*PROBLEM DESCRIPTION*
Pictures stay out of the copy; set down each line of the listing below exactly.

Data records:
# # # #

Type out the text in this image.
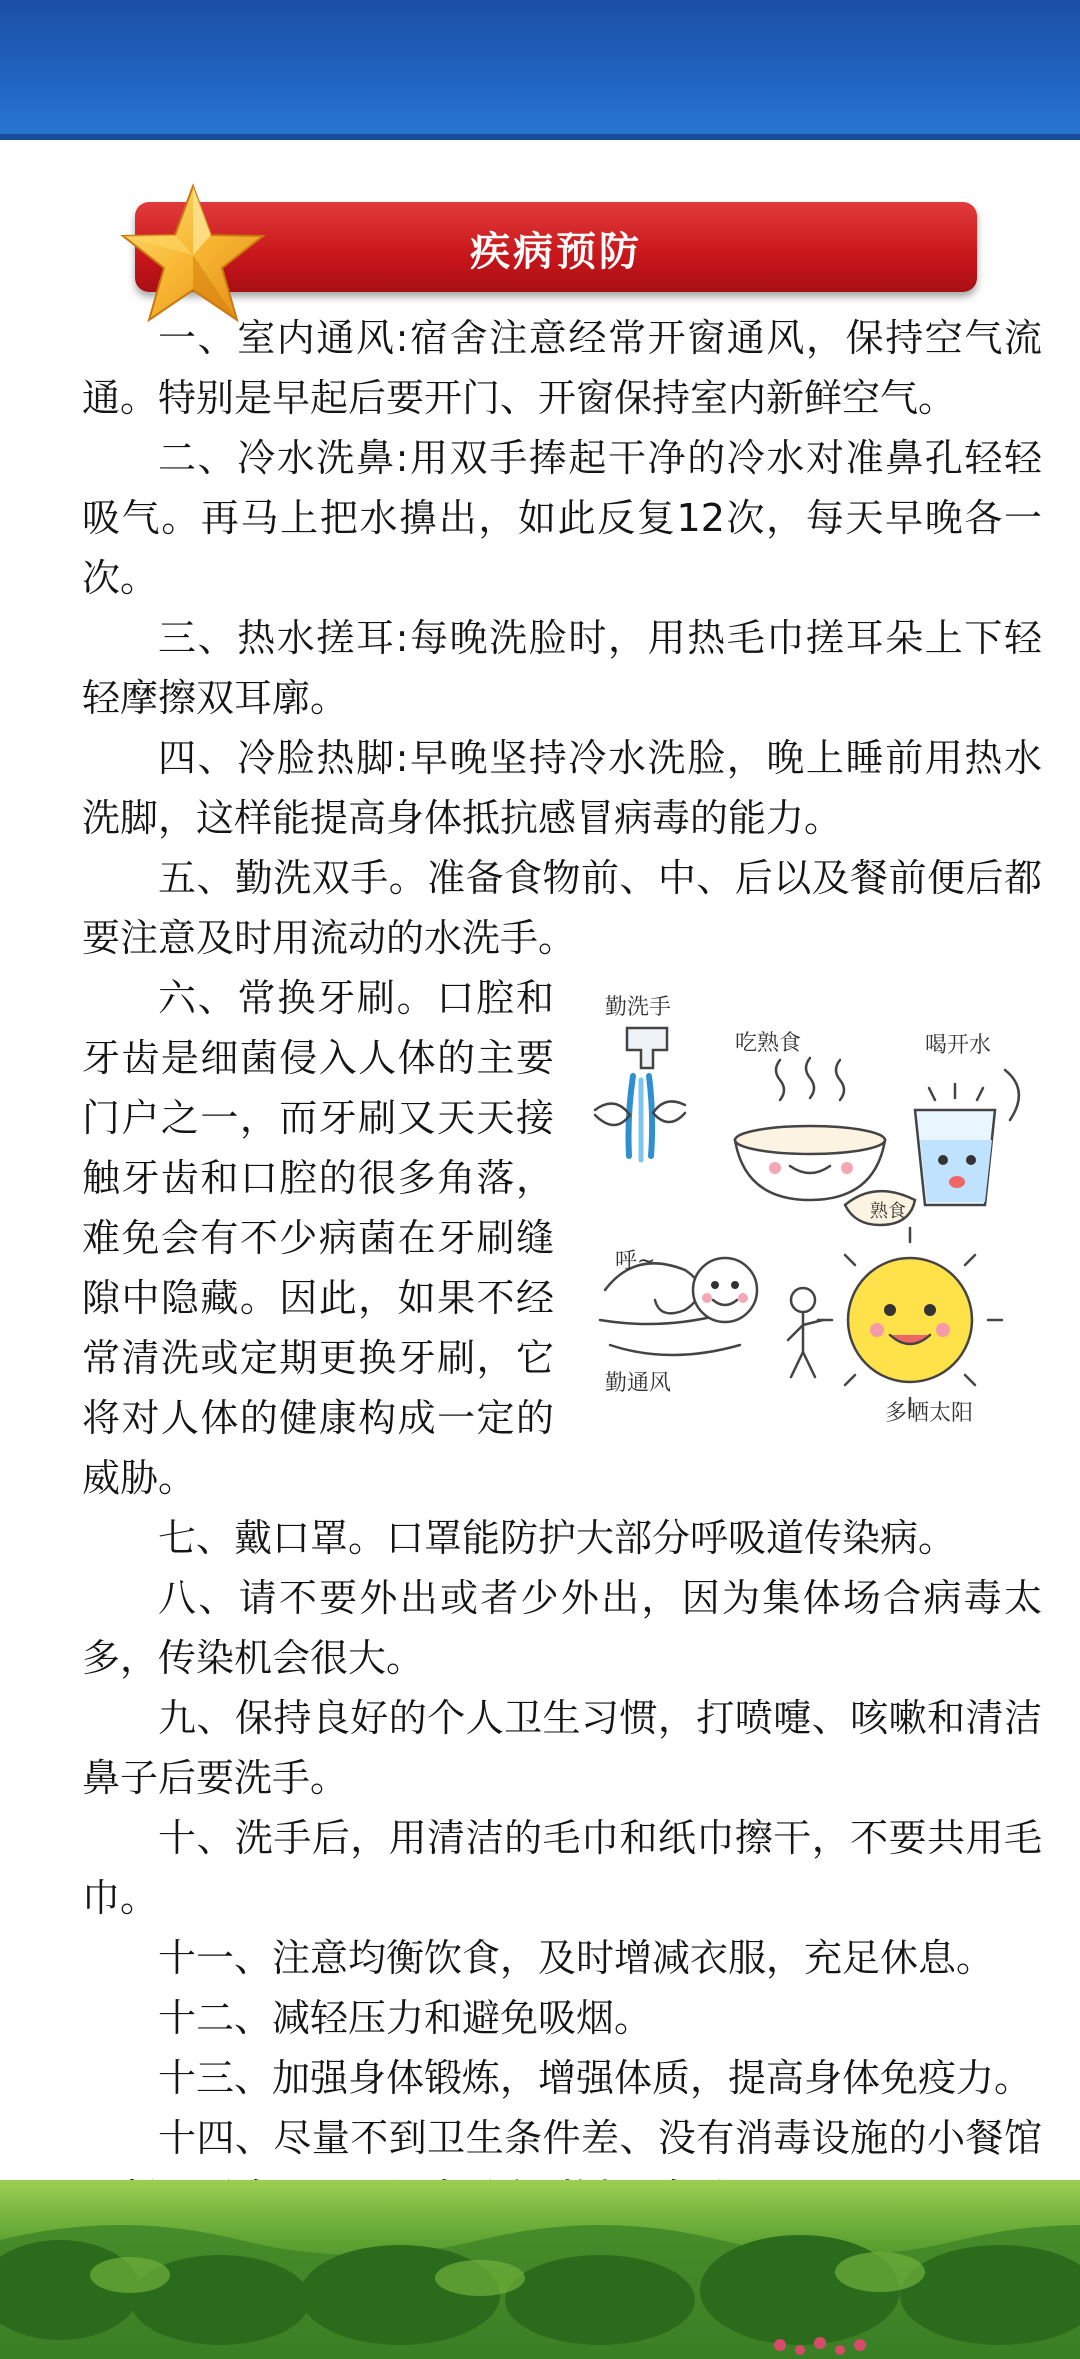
疾病预防

一、室内通风:宿舍注意经常开窗通风，保持空气流通。特别是早起后要开门、开窗保持室内新鲜空气。

二、冷水洗鼻:用双手捧起干净的冷水对准鼻孔轻轻吸气。再马上把水擤出，如此反复12次，每天早晚各一次。

三、热水搓耳:每晚洗脸时，用热毛巾搓耳朵上下轻轻摩擦双耳廓。

四、冷脸热脚:早晚坚持冷水洗脸，晚上睡前用热水洗脚，这样能提高身体抵抗感冒病毒的能力。

五、勤洗双手。准备食物前、中、后以及餐前便后都要注意及时用流动的水洗手。

六、常换牙刷。口腔和牙齿是细菌侵入人体的主要门户之一，而牙刷又天天接触牙齿和口腔的很多角落，难免会有不少病菌在牙刷缝隙中隐藏。因此，如果不经常清洗或定期更换牙刷，它将对人体的健康构成一定的威胁。

七、戴口罩。口罩能防护大部分呼吸道传染病。

八、请不要外出或者少外出，因为集体场合病毒太多，传染机会很大。

九、保持良好的个人卫生习惯，打喷嚏、咳嗽和清洁鼻子后要洗手。

十、洗手后，用清洁的毛巾和纸巾擦干，不要共用毛巾。

十一、注意均衡饮食，及时增减衣服，充足休息。

十二、减轻压力和避免吸烟。

十三、加强身体锻炼，增强体质，提高身体免疫力。

十四、尽量不到卫生条件差、没有消毒设施的小餐馆

勤洗手
吃熟食
熟食
喝开水
呼~
勤通风
多晒太阳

# # # #

*OUTPUT*
Type out the text in this image.
疾病预防

一、室内通风:宿舍注意经常开窗通风，保持空气流通。特别是早起后要开门、开窗保持室内新鲜空气。

二、冷水洗鼻:用双手捧起干净的冷水对准鼻孔轻轻吸气。再马上把水擤出，如此反复12次，每天早晚各一次。

三、热水搓耳:每晚洗脸时，用热毛巾搓耳朵上下轻轻摩擦双耳廓。

四、冷脸热脚:早晚坚持冷水洗脸，晚上睡前用热水洗脚，这样能提高身体抵抗感冒病毒的能力。

五、勤洗双手。准备食物前、中、后以及餐前便后都要注意及时用流动的水洗手。

六、常换牙刷。口腔和牙齿是细菌侵入人体的主要门户之一，而牙刷又天天接触牙齿和口腔的很多角落，难免会有不少病菌在牙刷缝隙中隐藏。因此，如果不经常清洗或定期更换牙刷，它将对人体的健康构成一定的威胁。

七、戴口罩。口罩能防护大部分呼吸道传染病。

八、请不要外出或者少外出，因为集体场合病毒太多，传染机会很大。

九、保持良好的个人卫生习惯，打喷嚏、咳嗽和清洁鼻子后要洗手。

十、洗手后，用清洁的毛巾和纸巾擦干，不要共用毛巾。

十一、注意均衡饮食，及时增减衣服，充足休息。

十二、减轻压力和避免吸烟。

十三、加强身体锻炼，增强体质，提高身体免疫力。

十四、尽量不到卫生条件差、没有消毒设施的小餐馆

勤洗手
吃熟食
熟食
喝开水
呼~
勤通风
多晒太阳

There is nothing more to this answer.